(Records from a collection)
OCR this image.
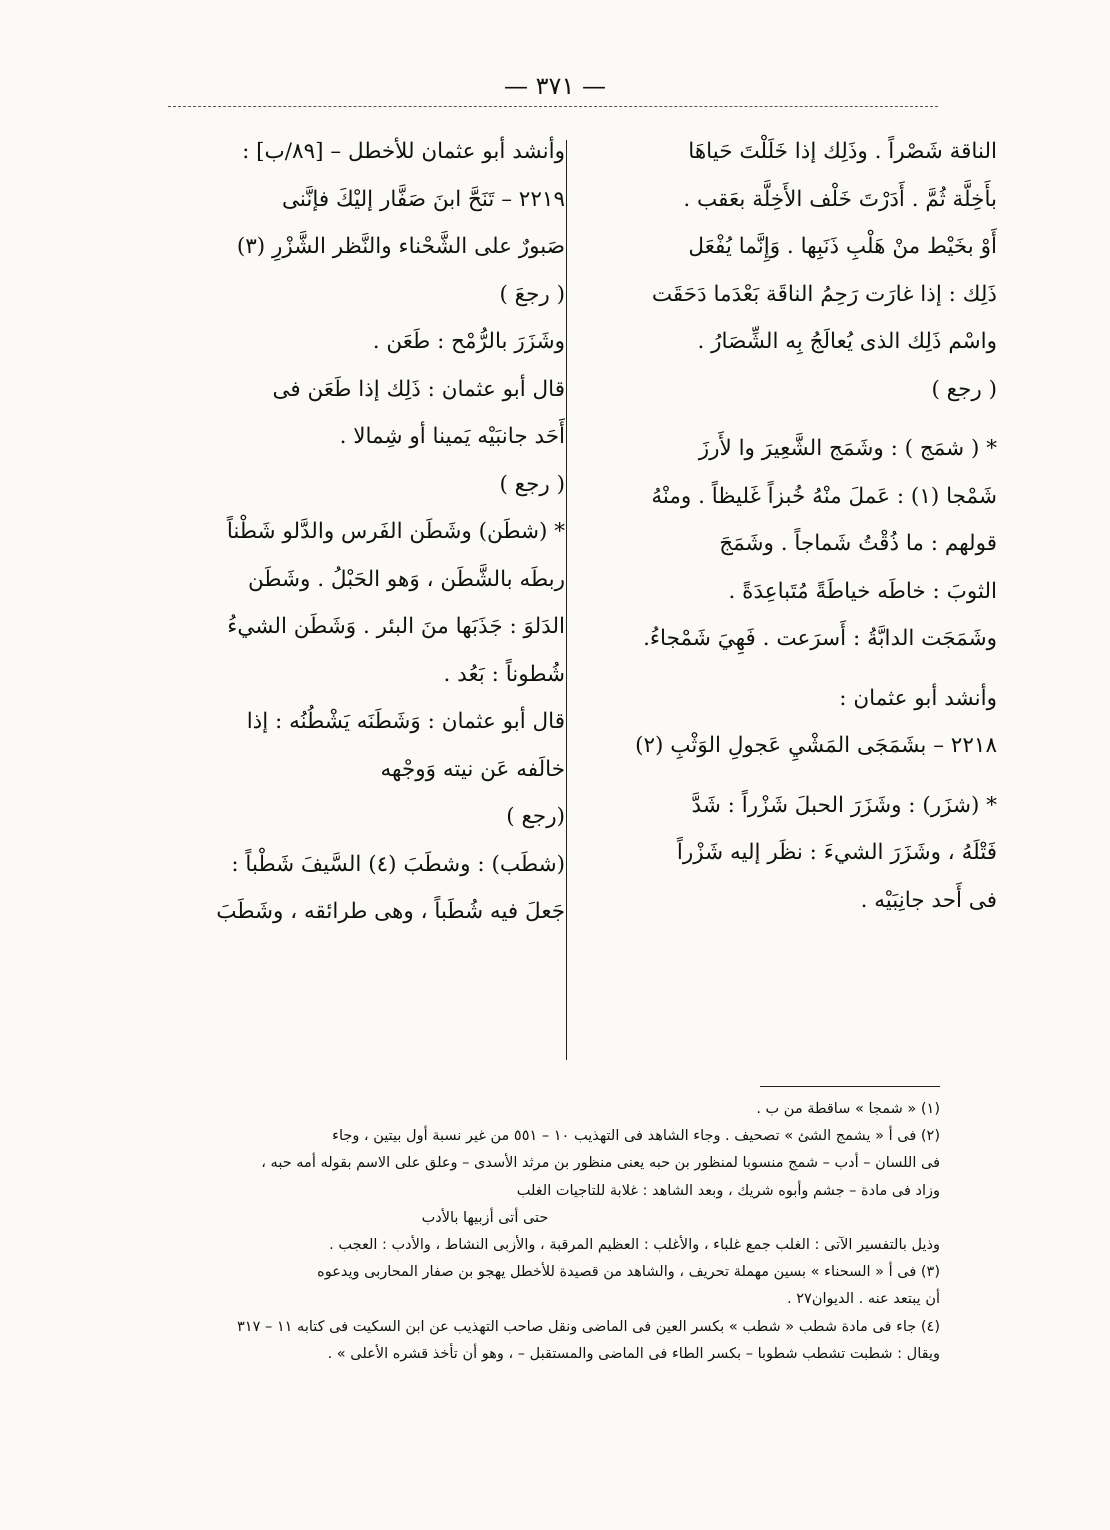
— ٣٧١ —
الناقة شَصْراً . وذَلِك إذا خَلَلْتَ حَياهَا
بأَخِلَّة ثُمَّ . أَدَرْتَ خَلْف الأَخِلَّة بعَقب .
أَوْ بخَيْط منْ هَلْبِ ذَنَبِها . وَإِنَّما يُفْعَل
ذَلِك : إذا غارَت رَحِمُ الناقَة بَعْدَما دَحَقَت
واسْم ذَلِك الذى يُعالَجُ بِه الشِّصَارُ .
( رجع )
* ( شمَج ) : وشَمَج الشَّعِيرَ وا لأَرزَ
شَمْجا (١) : عَملَ منْهُ خُبزاً غَليظاً . ومنْهُ
قولهم : ما ذُقْتُ شَماجاً . وشَمَجَ
الثوبَ : خاطَه خياطَةً مُتَباعِدَةً .
وشَمَجَت الدابَّةُ : أَسرَعت . فَهِيَ شَمْجاءُ.
وأنشد أبو عثمان :
٢٢١٨ – بشَمَجَى المَشْيِ عَجولِ الوَثْبِ (٢)
* (شزَر) : وشَزَرَ الحبلَ شَزْراً : شَدَّ
فَتْلَهُ ، وشَزَرَ الشيءَ : نظَر إليه شَزْراً
فى أَحد جانِبَيْه .
وأنشد أبو عثمان للأخطل – [٨٩/ب] :
٢٢١٩ – تَنَحَّ ابنَ صَفَّار إليْكَ فإنَّنى
صَبورٌ على الشَّحْناء والنَّظر الشَّزْرِ (٣)
( رجعَ )
وشَزَرَ بالرُّمْح : طَعَن .
قال أبو عثمان : ذَلِك إذا طَعَن فى
أَحَد جانبَيْه يَمينا أو شِمالا .
( رجع )
* (شطَن) وشَطَن الفَرس والدَّلو شَطْناً
ربطَه بالشَّطَن ، وَهو الحَبْلُ . وشَطَن
الدَلوَ : جَذَبَها منَ البئر . وَشَطَن الشيءُ
شُطوناً : بَعُد .
قال أبو عثمان : وَشَطَنَه يَشْطُنُه : إذا
خالَفه عَن نيته وَوجْهه
(رجع )
(شطَب) : وشطَبَ (٤) السَّيفَ شَطْباً :
جَعلَ فيه شُطَباً ، وهى طرائقه ، وشَطَبَ
(١) « شمجا » ساقطة من ب .
(٢) فى أ « يشمج الشئ » تصحيف . وجاء الشاهد فى التهذيب ١٠ – ٥٥١ من غير نسبة أول بيتين ، وجاء
فى اللسان – أدب – شمج منسوبا لمنظور بن حبه يعنى منظور بن مرثد الأسدى – وعلق على الاسم بقوله أمه حبه ،
وزاد فى مادة – جشم وأبوه شريك ، وبعد الشاهد : غلابة للتاجيات الغلب
حتى أتى أزبيها بالأدب
وذيل بالتفسير الآتى : الغلب جمع غلباء ، والأغلب : العظيم المرقبة ، والأزبى النشاط ، والأدب : العجب .
(٣) فى أ « السحناء » بسين مهملة تحريف ، والشاهد من قصيدة للأخطل يهجو بن صفار المحاربى ويدعوه
أن يبتعد عنه . الديوان٢٧ .
(٤) جاء فى مادة شطب « شطب » بكسر العين فى الماضى ونقل صاحب التهذيب عن ابن السكيت فى كتابه ١١ – ٣١٧
ويقال : شطبت تشطب شطوبا – بكسر الطاء فى الماضى والمستقبل – ، وهو أن تأخذ قشره الأعلى » .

__Given request__
Every line above should be repeated exactly; pictures stay out of the copy.

__Output__
OCR this image.
— ٣٧١ —
الناقة شَصْراً . وذَلِك إذا خَلَلْتَ حَياهَا
بأَخِلَّة ثُمَّ . أَدَرْتَ خَلْف الأَخِلَّة بعَقب .
أَوْ بخَيْط منْ هَلْبِ ذَنَبِها . وَإِنَّما يُفْعَل
ذَلِك : إذا غارَت رَحِمُ الناقَة بَعْدَما دَحَقَت
واسْم ذَلِك الذى يُعالَجُ بِه الشِّصَارُ .
( رجع )
* ( شمَج ) : وشَمَج الشَّعِيرَ وا لأَرزَ
شَمْجا (١) : عَملَ منْهُ خُبزاً غَليظاً . ومنْهُ
قولهم : ما ذُقْتُ شَماجاً . وشَمَجَ
الثوبَ : خاطَه خياطَةً مُتَباعِدَةً .
وشَمَجَت الدابَّةُ : أَسرَعت . فَهِيَ شَمْجاءُ.
وأنشد أبو عثمان :
٢٢١٨ – بشَمَجَى المَشْيِ عَجولِ الوَثْبِ (٢)
* (شزَر) : وشَزَرَ الحبلَ شَزْراً : شَدَّ
فَتْلَهُ ، وشَزَرَ الشيءَ : نظَر إليه شَزْراً
فى أَحد جانِبَيْه .
وأنشد أبو عثمان للأخطل – [٨٩/ب] :
٢٢١٩ – تَنَحَّ ابنَ صَفَّار إليْكَ فإنَّنى
صَبورٌ على الشَّحْناء والنَّظر الشَّزْرِ (٣)
( رجعَ )
وشَزَرَ بالرُّمْح : طَعَن .
قال أبو عثمان : ذَلِك إذا طَعَن فى
أَحَد جانبَيْه يَمينا أو شِمالا .
( رجع )
* (شطَن) وشَطَن الفَرس والدَّلو شَطْناً
ربطَه بالشَّطَن ، وَهو الحَبْلُ . وشَطَن
الدَلوَ : جَذَبَها منَ البئر . وَشَطَن الشيءُ
شُطوناً : بَعُد .
قال أبو عثمان : وَشَطَنَه يَشْطُنُه : إذا
خالَفه عَن نيته وَوجْهه
(رجع )
(شطَب) : وشطَبَ (٤) السَّيفَ شَطْباً :
جَعلَ فيه شُطَباً ، وهى طرائقه ، وشَطَبَ
(١) « شمجا » ساقطة من ب .
(٢) فى أ « يشمج الشئ » تصحيف . وجاء الشاهد فى التهذيب ١٠ – ٥٥١ من غير نسبة أول بيتين ، وجاء
فى اللسان – أدب – شمج منسوبا لمنظور بن حبه يعنى منظور بن مرثد الأسدى – وعلق على الاسم بقوله أمه حبه ،
وزاد فى مادة – جشم وأبوه شريك ، وبعد الشاهد : غلابة للتاجيات الغلب
حتى أتى أزبيها بالأدب
وذيل بالتفسير الآتى : الغلب جمع غلباء ، والأغلب : العظيم المرقبة ، والأزبى النشاط ، والأدب : العجب .
(٣) فى أ « السحناء » بسين مهملة تحريف ، والشاهد من قصيدة للأخطل يهجو بن صفار المحاربى ويدعوه
أن يبتعد عنه . الديوان٢٧ .
(٤) جاء فى مادة شطب « شطب » بكسر العين فى الماضى ونقل صاحب التهذيب عن ابن السكيت فى كتابه ١١ – ٣١٧
ويقال : شطبت تشطب شطوبا – بكسر الطاء فى الماضى والمستقبل – ، وهو أن تأخذ قشره الأعلى » .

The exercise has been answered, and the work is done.